### Task prompt
Check each line of the data for "title" and select those that have it.

· · · · ·

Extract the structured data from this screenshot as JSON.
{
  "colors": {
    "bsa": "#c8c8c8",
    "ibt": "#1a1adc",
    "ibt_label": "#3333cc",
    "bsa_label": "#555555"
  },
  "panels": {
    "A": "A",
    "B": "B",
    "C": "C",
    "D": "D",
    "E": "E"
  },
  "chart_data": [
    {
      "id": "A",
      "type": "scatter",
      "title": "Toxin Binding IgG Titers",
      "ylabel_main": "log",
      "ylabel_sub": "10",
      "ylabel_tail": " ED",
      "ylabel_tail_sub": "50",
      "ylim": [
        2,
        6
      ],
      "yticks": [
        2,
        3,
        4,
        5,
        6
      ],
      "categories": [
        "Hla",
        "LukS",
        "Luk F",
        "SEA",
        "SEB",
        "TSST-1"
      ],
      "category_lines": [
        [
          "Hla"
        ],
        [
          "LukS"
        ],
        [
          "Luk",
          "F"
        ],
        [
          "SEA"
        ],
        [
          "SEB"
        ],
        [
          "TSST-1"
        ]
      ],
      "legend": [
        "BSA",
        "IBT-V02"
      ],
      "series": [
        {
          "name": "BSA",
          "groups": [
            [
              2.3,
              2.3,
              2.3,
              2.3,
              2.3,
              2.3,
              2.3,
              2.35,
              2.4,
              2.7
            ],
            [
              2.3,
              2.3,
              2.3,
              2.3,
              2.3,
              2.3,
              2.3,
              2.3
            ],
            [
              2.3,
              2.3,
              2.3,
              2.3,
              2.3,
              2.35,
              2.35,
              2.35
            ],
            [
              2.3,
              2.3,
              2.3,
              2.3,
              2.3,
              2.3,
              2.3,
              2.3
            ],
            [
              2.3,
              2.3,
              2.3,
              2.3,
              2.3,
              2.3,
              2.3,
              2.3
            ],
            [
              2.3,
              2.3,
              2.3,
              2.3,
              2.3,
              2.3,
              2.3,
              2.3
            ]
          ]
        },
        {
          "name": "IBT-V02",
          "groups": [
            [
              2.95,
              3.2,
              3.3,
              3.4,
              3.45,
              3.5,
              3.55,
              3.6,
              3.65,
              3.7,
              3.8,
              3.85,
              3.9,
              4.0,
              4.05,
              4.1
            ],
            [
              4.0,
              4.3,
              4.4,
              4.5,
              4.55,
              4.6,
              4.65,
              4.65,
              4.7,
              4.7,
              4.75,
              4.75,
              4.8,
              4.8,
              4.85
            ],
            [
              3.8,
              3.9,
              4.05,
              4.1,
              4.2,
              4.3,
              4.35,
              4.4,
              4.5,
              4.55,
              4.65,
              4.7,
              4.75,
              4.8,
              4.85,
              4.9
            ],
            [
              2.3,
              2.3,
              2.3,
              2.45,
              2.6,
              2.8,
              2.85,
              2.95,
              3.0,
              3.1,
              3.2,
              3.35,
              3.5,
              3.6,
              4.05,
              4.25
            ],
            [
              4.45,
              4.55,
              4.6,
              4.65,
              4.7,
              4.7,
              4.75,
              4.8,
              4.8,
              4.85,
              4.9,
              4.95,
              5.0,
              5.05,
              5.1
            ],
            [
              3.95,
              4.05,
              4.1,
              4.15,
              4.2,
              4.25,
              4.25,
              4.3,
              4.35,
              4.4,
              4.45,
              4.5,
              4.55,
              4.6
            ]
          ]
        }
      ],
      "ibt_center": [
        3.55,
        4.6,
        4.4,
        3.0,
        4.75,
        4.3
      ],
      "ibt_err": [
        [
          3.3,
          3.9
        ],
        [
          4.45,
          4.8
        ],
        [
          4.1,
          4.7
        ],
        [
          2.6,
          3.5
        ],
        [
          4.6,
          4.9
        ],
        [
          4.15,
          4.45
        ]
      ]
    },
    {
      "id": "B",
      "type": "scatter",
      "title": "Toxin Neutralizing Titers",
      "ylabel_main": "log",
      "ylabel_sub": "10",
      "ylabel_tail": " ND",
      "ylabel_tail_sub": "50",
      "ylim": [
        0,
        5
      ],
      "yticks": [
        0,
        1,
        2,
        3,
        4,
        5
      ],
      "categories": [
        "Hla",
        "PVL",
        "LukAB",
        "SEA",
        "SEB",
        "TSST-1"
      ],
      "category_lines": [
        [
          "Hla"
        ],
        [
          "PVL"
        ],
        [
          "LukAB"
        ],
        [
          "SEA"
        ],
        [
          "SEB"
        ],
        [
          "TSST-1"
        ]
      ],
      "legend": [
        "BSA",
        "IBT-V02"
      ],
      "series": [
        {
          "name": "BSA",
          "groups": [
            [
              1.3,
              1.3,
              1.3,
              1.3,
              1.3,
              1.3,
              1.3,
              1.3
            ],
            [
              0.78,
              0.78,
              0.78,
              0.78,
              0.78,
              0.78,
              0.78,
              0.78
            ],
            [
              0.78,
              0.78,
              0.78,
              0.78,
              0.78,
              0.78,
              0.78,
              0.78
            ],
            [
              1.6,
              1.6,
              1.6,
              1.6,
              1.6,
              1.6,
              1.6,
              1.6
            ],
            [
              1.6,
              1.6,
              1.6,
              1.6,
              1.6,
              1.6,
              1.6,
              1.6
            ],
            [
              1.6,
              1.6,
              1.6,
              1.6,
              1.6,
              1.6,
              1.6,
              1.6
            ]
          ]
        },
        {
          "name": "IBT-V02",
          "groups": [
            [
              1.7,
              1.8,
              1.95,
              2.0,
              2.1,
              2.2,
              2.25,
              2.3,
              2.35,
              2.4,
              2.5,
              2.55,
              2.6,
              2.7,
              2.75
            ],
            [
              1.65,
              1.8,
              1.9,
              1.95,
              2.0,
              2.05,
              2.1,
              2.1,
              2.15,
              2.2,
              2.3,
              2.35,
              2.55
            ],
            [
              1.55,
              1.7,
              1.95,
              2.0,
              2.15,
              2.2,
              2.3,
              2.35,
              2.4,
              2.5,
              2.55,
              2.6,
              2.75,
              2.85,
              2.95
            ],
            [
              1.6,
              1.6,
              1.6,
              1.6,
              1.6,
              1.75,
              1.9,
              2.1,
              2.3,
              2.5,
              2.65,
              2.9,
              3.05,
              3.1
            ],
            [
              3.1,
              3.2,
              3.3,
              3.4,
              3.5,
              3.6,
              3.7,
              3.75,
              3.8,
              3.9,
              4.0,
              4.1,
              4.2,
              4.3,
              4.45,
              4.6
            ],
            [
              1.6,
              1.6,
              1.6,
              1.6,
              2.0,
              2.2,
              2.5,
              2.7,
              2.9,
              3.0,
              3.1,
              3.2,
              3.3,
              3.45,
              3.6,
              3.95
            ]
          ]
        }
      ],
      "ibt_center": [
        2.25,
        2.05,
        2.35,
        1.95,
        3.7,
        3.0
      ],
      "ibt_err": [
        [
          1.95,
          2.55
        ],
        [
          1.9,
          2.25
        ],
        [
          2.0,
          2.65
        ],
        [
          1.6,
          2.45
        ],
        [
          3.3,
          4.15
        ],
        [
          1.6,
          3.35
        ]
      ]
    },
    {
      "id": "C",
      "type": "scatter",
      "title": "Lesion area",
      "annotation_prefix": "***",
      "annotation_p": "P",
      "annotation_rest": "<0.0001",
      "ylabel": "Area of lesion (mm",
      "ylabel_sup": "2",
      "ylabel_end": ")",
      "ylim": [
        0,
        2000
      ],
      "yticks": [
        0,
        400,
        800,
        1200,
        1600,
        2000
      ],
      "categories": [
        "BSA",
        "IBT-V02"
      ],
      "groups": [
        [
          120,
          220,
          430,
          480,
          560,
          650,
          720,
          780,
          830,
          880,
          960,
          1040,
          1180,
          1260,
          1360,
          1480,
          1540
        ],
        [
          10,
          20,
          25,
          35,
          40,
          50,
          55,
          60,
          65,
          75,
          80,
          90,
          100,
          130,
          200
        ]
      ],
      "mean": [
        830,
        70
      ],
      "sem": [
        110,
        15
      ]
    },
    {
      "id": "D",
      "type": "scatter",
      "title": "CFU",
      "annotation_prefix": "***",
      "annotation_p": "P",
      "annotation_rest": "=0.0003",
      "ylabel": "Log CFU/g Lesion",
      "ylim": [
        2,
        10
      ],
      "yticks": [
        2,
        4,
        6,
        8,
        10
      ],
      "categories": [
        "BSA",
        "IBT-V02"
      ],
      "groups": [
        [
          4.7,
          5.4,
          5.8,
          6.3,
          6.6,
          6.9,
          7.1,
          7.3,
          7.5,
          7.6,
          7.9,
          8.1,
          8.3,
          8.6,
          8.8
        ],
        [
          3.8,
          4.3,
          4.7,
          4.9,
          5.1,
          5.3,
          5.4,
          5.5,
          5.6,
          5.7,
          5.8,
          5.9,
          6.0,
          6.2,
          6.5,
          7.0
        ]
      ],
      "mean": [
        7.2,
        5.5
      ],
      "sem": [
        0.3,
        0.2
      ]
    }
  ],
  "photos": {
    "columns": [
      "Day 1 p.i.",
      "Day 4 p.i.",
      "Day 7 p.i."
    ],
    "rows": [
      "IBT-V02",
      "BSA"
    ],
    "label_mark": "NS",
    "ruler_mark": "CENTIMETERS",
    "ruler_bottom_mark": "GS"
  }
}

· · · · ·

### Response below
      "title": "Toxin Binding IgG Titers",
      "title": "Toxin Neutralizing Titers",
      "title": "Lesion area",
      "title": "CFU",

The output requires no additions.